■ **GIVEN TASK**
Return the lines beginning at the one that contains "Read this page and output its text content." and continuing to the end of the entries, including both ends, exactly as written and nothing else.

■ **MATERIAL**
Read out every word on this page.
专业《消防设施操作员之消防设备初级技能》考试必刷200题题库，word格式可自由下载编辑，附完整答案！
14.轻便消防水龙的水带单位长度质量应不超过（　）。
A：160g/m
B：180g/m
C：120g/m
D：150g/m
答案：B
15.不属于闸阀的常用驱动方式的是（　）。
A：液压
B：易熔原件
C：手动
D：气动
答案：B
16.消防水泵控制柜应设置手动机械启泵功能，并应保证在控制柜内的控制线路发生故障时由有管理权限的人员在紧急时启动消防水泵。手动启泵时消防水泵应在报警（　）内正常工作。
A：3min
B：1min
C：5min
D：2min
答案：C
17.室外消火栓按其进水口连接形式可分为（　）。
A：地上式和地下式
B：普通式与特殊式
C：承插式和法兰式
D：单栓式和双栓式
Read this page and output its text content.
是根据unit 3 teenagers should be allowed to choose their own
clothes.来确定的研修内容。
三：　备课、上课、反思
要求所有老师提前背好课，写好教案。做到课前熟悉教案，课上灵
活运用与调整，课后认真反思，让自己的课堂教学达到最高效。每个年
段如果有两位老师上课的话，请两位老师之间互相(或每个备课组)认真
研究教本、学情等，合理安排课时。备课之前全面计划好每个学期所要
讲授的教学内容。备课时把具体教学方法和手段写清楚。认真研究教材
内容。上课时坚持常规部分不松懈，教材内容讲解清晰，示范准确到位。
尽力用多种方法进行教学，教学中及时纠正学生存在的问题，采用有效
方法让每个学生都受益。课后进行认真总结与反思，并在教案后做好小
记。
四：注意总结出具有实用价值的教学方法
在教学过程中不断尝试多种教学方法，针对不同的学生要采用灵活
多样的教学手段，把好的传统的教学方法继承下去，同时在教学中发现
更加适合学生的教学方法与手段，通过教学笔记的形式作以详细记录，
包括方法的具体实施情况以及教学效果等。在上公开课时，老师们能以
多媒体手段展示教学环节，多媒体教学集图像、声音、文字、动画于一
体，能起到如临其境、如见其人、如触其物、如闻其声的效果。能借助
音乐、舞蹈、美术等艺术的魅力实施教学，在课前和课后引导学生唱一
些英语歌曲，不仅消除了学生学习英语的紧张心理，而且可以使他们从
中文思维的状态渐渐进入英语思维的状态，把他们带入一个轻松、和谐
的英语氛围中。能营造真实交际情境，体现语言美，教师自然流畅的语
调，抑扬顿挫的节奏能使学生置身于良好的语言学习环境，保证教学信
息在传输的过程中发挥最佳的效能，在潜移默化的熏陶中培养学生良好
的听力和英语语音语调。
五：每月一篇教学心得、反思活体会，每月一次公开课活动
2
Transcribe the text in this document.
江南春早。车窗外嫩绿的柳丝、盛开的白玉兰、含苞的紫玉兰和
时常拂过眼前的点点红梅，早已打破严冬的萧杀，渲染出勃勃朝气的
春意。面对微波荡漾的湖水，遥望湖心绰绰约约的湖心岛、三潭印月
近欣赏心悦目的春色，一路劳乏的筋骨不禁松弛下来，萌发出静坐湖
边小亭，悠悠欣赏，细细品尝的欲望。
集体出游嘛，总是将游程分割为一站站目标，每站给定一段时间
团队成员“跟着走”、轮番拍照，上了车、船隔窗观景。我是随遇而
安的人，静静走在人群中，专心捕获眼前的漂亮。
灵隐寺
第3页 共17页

■ **SOLUTION**
Read this page and output its text content.
是根据unit 3 teenagers should be allowed to choose their own
clothes.来确定的研修内容。
三：　备课、上课、反思
要求所有老师提前背好课，写好教案。做到课前熟悉教案，课上灵
活运用与调整，课后认真反思，让自己的课堂教学达到最高效。每个年
段如果有两位老师上课的话，请两位老师之间互相(或每个备课组)认真
研究教本、学情等，合理安排课时。备课之前全面计划好每个学期所要
讲授的教学内容。备课时把具体教学方法和手段写清楚。认真研究教材
内容。上课时坚持常规部分不松懈，教材内容讲解清晰，示范准确到位。
尽力用多种方法进行教学，教学中及时纠正学生存在的问题，采用有效
方法让每个学生都受益。课后进行认真总结与反思，并在教案后做好小
记。
四：注意总结出具有实用价值的教学方法
在教学过程中不断尝试多种教学方法，针对不同的学生要采用灵活
多样的教学手段，把好的传统的教学方法继承下去，同时在教学中发现
更加适合学生的教学方法与手段，通过教学笔记的形式作以详细记录，
包括方法的具体实施情况以及教学效果等。在上公开课时，老师们能以
多媒体手段展示教学环节，多媒体教学集图像、声音、文字、动画于一
体，能起到如临其境、如见其人、如触其物、如闻其声的效果。能借助
音乐、舞蹈、美术等艺术的魅力实施教学，在课前和课后引导学生唱一
些英语歌曲，不仅消除了学生学习英语的紧张心理，而且可以使他们从
中文思维的状态渐渐进入英语思维的状态，把他们带入一个轻松、和谐
的英语氛围中。能营造真实交际情境，体现语言美，教师自然流畅的语
调，抑扬顿挫的节奏能使学生置身于良好的语言学习环境，保证教学信
息在传输的过程中发挥最佳的效能，在潜移默化的熏陶中培养学生良好
的听力和英语语音语调。
五：每月一篇教学心得、反思活体会，每月一次公开课活动
2
Transcribe the text in this document.
江南春早。车窗外嫩绿的柳丝、盛开的白玉兰、含苞的紫玉兰和
时常拂过眼前的点点红梅，早已打破严冬的萧杀，渲染出勃勃朝气的
春意。面对微波荡漾的湖水，遥望湖心绰绰约约的湖心岛、三潭印月
近欣赏心悦目的春色，一路劳乏的筋骨不禁松弛下来，萌发出静坐湖
边小亭，悠悠欣赏，细细品尝的欲望。
集体出游嘛，总是将游程分割为一站站目标，每站给定一段时间
团队成员“跟着走”、轮番拍照，上了车、船隔窗观景。我是随遇而
安的人，静静走在人群中，专心捕获眼前的漂亮。
灵隐寺
第3页 共17页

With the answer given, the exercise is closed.